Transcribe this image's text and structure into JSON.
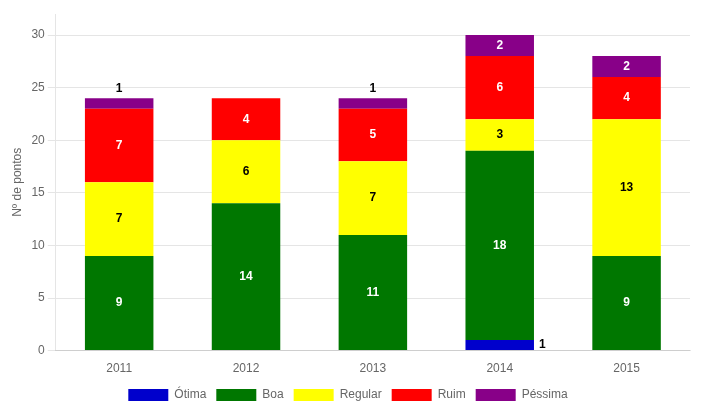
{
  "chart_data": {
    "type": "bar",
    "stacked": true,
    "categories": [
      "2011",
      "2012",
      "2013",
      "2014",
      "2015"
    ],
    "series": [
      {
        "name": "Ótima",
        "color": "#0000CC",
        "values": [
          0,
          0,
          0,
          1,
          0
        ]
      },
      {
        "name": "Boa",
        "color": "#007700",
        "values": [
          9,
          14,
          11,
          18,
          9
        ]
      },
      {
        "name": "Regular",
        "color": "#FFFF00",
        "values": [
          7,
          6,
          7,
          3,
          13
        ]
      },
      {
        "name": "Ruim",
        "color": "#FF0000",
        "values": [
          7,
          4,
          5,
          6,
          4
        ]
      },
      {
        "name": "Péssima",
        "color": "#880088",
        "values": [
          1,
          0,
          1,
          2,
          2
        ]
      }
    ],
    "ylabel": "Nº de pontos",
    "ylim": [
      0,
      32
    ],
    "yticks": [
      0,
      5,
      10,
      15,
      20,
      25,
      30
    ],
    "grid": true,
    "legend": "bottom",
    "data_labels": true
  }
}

- - - - - - -

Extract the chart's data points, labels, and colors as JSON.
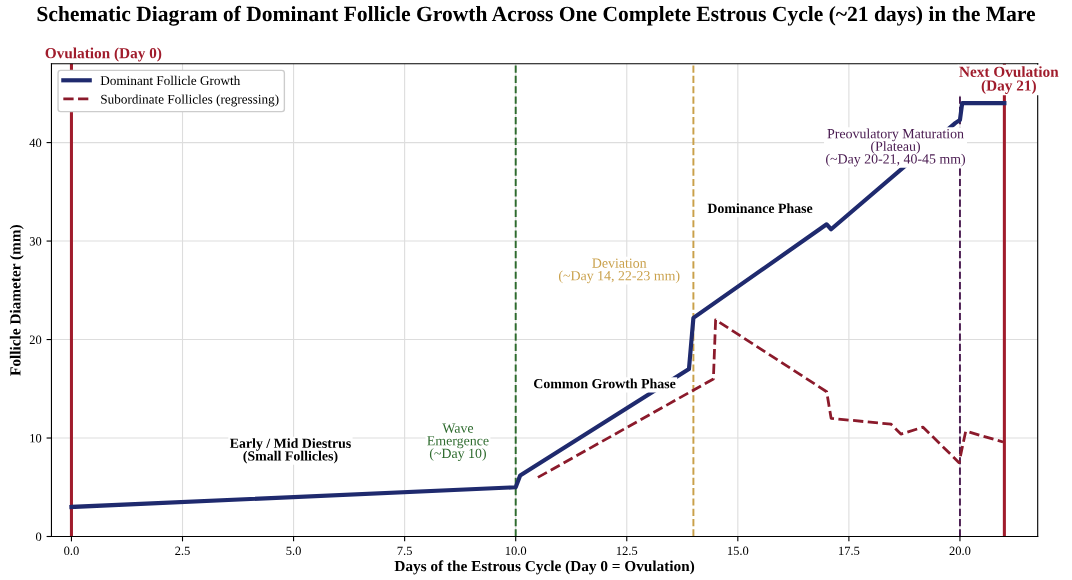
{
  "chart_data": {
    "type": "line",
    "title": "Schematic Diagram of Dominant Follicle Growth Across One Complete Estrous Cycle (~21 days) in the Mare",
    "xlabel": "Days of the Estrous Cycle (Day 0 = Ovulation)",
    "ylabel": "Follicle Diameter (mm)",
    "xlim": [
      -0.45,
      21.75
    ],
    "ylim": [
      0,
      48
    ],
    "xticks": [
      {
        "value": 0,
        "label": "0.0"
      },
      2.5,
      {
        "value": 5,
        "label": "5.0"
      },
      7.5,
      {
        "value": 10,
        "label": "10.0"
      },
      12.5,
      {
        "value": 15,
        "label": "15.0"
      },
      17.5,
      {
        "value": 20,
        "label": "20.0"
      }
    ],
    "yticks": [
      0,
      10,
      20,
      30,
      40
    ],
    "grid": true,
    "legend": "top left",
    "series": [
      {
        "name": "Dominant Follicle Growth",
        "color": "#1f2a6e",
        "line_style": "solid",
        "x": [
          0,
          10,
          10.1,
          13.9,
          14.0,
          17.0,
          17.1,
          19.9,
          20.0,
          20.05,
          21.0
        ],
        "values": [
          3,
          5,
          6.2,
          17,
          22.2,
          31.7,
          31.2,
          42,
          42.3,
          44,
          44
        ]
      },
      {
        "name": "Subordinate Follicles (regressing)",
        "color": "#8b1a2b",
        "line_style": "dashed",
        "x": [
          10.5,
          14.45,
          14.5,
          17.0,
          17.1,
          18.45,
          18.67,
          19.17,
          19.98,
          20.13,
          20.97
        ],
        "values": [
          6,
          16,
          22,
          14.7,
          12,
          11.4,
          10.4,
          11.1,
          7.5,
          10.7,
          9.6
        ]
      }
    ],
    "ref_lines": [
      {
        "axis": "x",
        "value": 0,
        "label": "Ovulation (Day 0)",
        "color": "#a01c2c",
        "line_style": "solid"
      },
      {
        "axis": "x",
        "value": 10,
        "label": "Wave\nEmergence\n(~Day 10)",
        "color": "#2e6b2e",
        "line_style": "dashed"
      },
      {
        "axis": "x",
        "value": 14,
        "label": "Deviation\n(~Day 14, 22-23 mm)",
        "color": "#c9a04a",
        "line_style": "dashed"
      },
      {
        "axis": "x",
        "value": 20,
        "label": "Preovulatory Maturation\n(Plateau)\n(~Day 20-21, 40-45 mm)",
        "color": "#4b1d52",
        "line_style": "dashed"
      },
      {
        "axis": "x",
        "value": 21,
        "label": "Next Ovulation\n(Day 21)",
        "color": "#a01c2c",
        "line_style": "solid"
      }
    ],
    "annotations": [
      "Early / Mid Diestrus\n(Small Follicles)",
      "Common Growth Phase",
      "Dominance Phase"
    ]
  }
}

- - - - - - -

◆ **WHAT YOU HAVE TO DO**
Within the data above, count the lines that contain the string "name"; the reply is the number alone.

◆ **THE REPLY**
7